Problem:
For each line in the data below that holds "José", return a copy.

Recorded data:
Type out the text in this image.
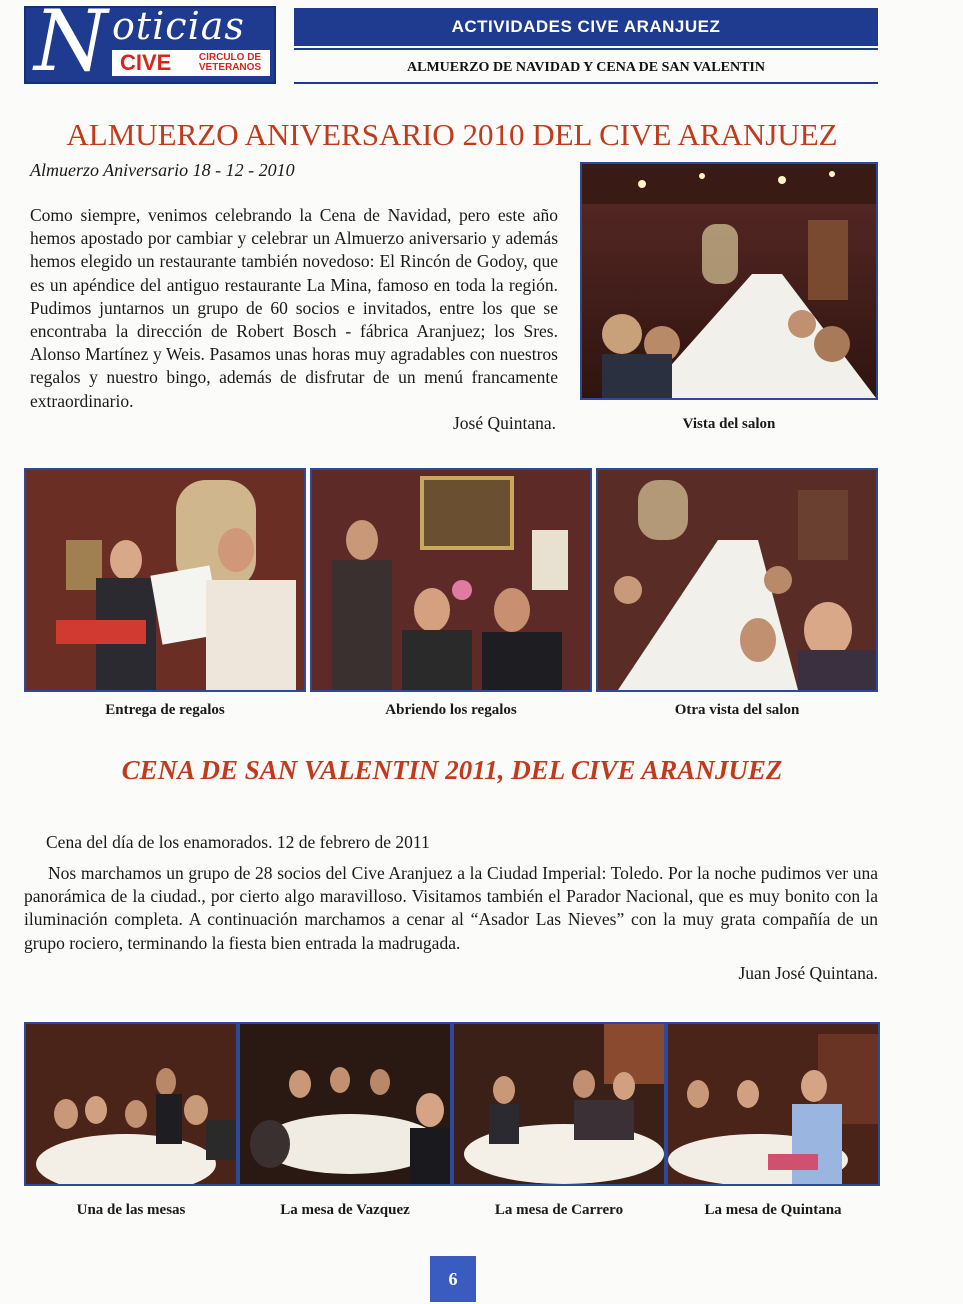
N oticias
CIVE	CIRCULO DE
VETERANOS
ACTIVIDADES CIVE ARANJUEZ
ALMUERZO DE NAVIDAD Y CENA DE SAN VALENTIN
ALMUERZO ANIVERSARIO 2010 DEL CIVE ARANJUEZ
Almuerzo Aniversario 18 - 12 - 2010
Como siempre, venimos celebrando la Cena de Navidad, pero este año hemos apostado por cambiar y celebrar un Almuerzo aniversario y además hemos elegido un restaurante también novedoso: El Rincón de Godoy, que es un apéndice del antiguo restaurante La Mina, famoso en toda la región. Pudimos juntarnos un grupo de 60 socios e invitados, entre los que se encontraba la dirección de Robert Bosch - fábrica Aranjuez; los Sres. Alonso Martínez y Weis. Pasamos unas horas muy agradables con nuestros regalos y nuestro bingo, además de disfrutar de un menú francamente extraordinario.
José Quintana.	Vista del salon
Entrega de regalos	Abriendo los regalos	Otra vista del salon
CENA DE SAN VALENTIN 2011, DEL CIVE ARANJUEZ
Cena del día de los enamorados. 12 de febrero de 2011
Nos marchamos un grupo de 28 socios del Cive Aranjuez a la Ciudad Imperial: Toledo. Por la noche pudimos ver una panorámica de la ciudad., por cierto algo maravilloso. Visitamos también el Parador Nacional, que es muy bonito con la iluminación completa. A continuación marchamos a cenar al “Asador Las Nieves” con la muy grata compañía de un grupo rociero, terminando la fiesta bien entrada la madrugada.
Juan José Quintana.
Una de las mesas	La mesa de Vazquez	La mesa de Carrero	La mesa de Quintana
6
==
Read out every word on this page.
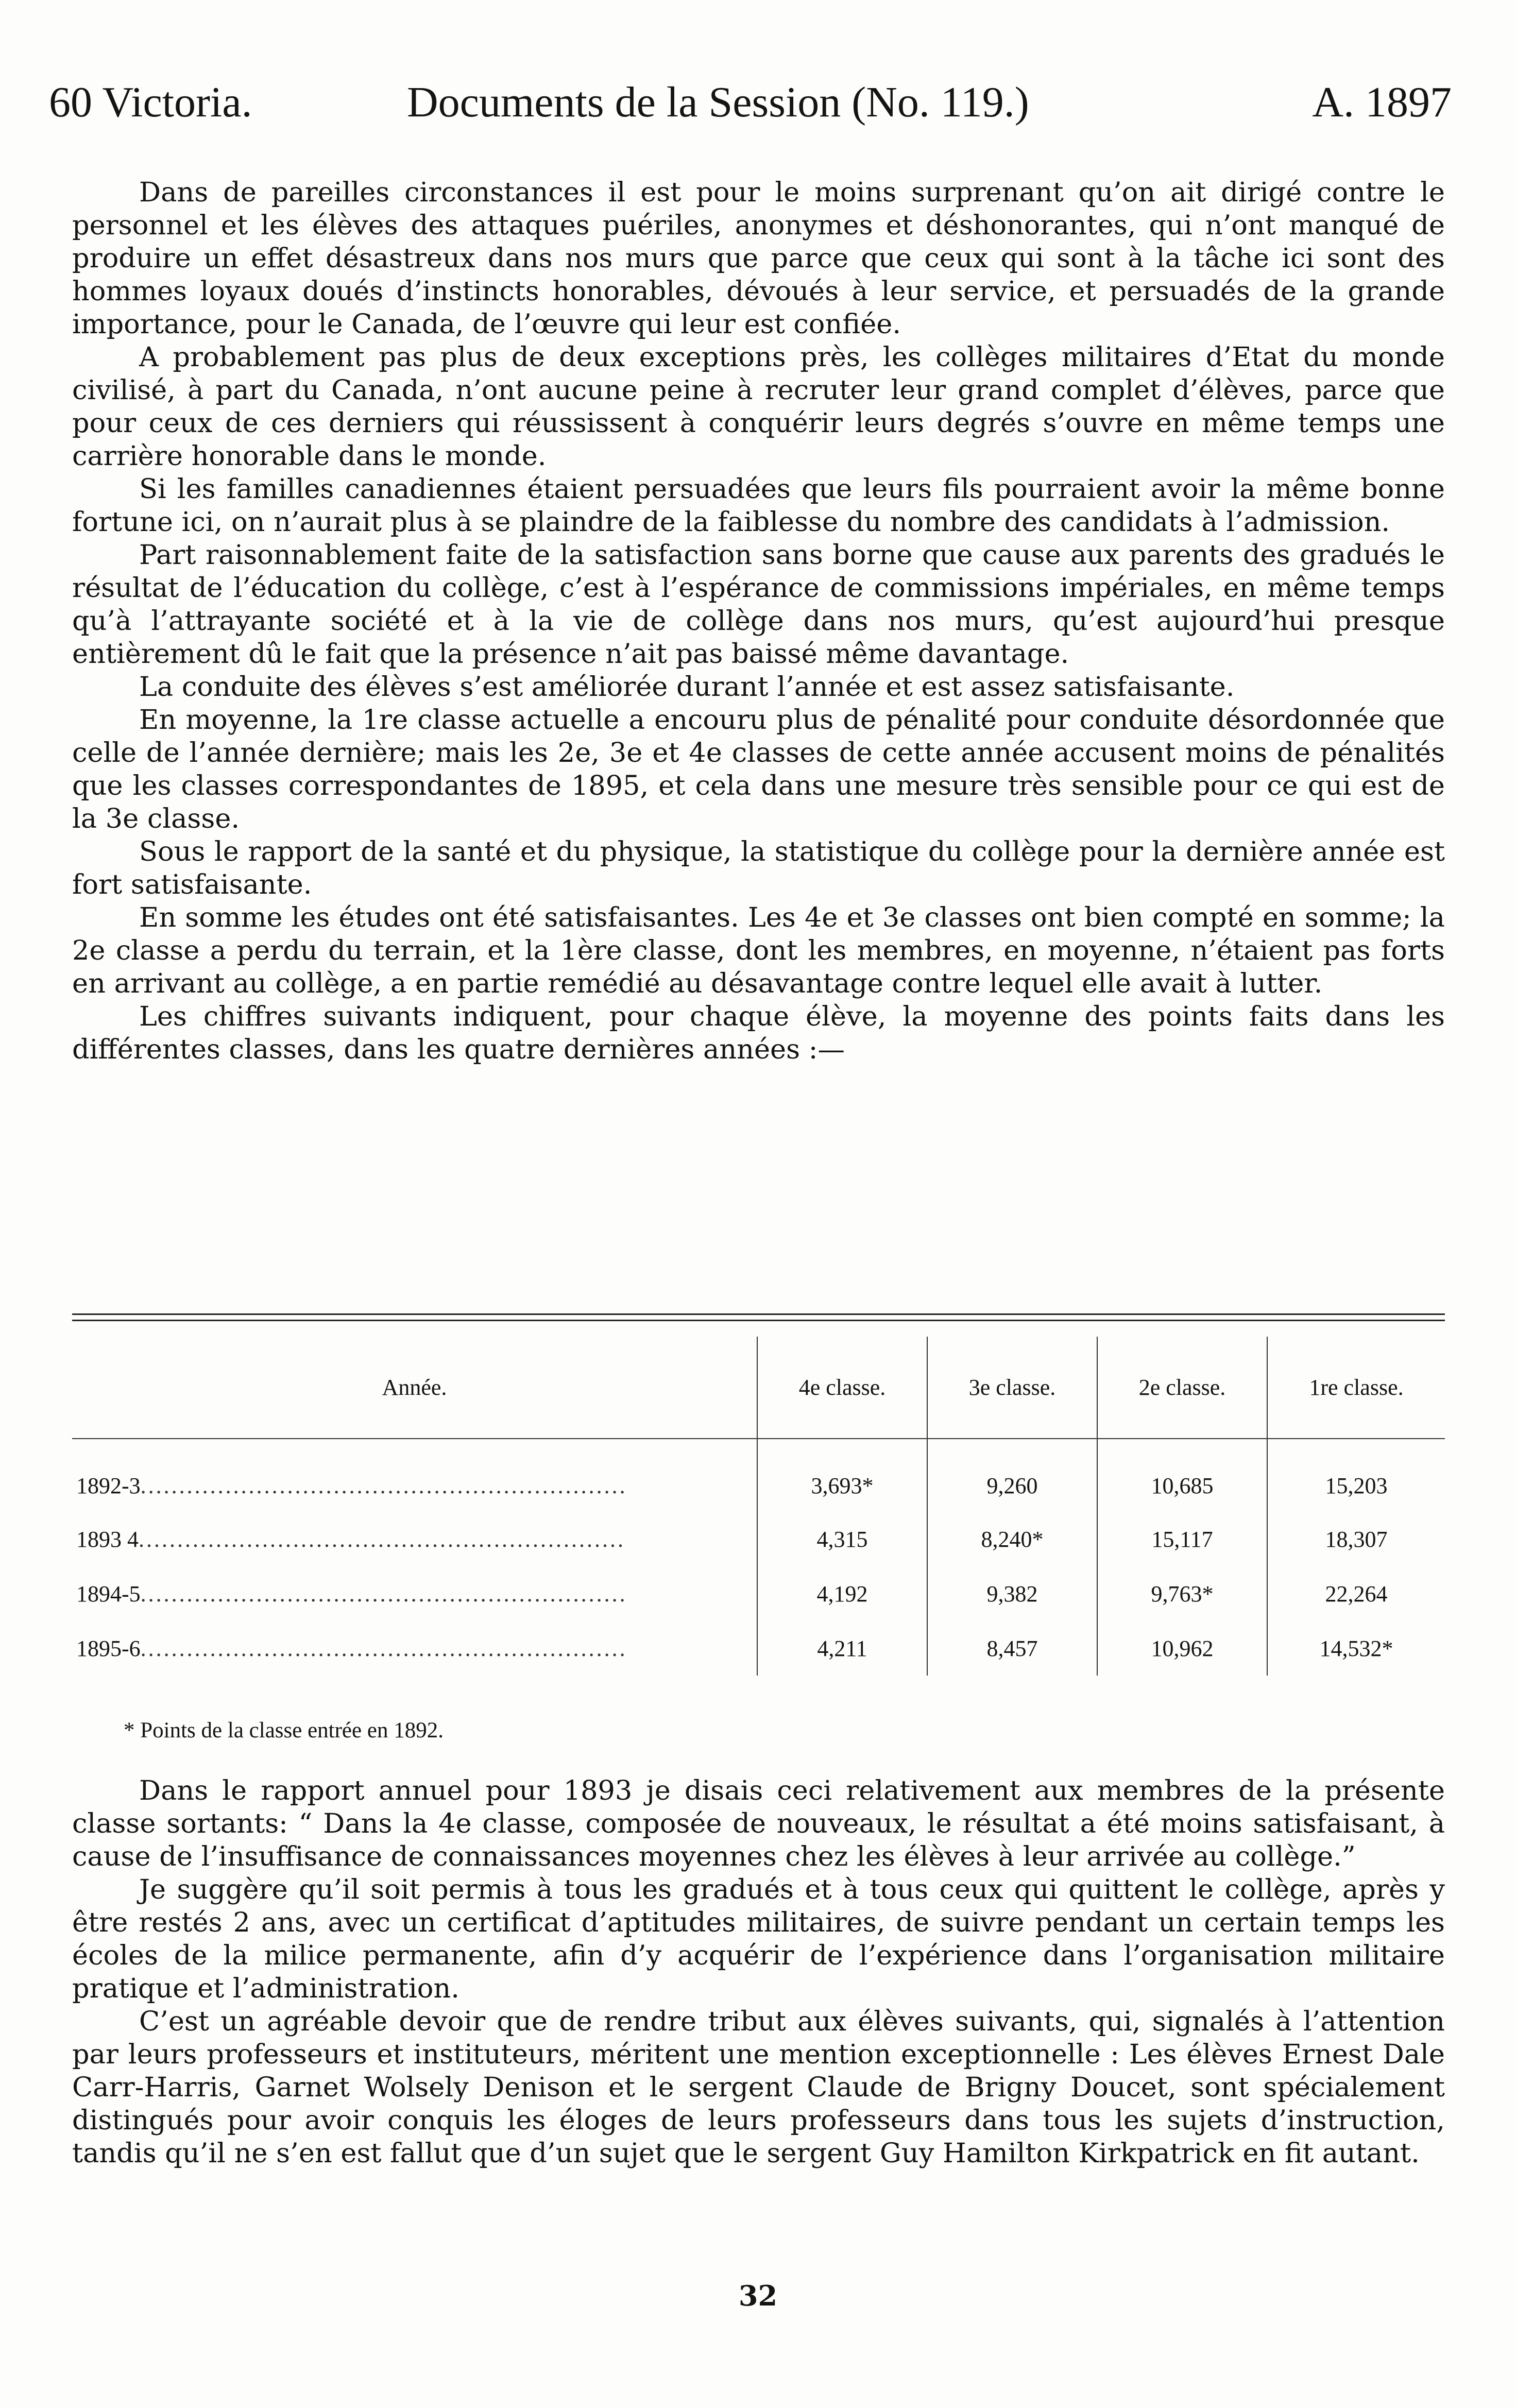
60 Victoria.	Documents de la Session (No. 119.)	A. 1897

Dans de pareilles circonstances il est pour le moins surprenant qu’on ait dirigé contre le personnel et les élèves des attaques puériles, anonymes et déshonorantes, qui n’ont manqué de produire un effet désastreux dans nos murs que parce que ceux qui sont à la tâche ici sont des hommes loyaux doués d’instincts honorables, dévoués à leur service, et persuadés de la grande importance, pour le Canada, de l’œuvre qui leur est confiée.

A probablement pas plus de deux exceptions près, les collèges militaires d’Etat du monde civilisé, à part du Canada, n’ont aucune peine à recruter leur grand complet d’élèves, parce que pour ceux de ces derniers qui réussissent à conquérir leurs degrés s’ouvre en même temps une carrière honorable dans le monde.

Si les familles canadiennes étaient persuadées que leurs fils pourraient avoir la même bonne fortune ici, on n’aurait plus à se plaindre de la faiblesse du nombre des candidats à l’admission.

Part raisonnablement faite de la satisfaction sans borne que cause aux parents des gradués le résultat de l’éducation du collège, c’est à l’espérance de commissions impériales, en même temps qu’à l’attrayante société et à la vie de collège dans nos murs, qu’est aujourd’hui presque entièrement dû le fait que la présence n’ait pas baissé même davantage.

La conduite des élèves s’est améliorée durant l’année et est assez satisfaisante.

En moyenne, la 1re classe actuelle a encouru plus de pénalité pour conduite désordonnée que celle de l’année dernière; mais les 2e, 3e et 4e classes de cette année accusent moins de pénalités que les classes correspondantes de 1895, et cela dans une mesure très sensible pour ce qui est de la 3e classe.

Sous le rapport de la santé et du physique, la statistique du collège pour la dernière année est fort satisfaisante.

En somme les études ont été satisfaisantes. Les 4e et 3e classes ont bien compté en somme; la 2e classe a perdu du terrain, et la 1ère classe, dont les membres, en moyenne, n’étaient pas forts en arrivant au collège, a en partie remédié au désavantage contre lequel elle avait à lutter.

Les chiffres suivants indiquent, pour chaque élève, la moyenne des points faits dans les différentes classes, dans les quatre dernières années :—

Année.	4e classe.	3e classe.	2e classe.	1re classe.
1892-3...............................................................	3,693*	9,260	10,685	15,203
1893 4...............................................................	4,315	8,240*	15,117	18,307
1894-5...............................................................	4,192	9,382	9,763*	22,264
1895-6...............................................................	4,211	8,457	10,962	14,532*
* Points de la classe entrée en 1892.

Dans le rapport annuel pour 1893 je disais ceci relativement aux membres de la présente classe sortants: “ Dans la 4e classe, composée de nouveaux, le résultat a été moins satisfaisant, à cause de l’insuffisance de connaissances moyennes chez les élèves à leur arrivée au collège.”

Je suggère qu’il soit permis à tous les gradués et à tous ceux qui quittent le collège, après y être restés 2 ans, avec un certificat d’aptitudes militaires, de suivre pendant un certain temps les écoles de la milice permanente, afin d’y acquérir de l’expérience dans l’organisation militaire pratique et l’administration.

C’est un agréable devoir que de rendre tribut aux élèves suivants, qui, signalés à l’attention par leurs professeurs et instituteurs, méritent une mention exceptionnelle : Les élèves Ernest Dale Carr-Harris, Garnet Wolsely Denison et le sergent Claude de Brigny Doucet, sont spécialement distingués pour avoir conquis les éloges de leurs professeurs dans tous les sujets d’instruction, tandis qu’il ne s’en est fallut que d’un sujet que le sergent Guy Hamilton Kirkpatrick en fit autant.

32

Exercise response:
José Quintana.	Vista del salon
Juan José Quintana.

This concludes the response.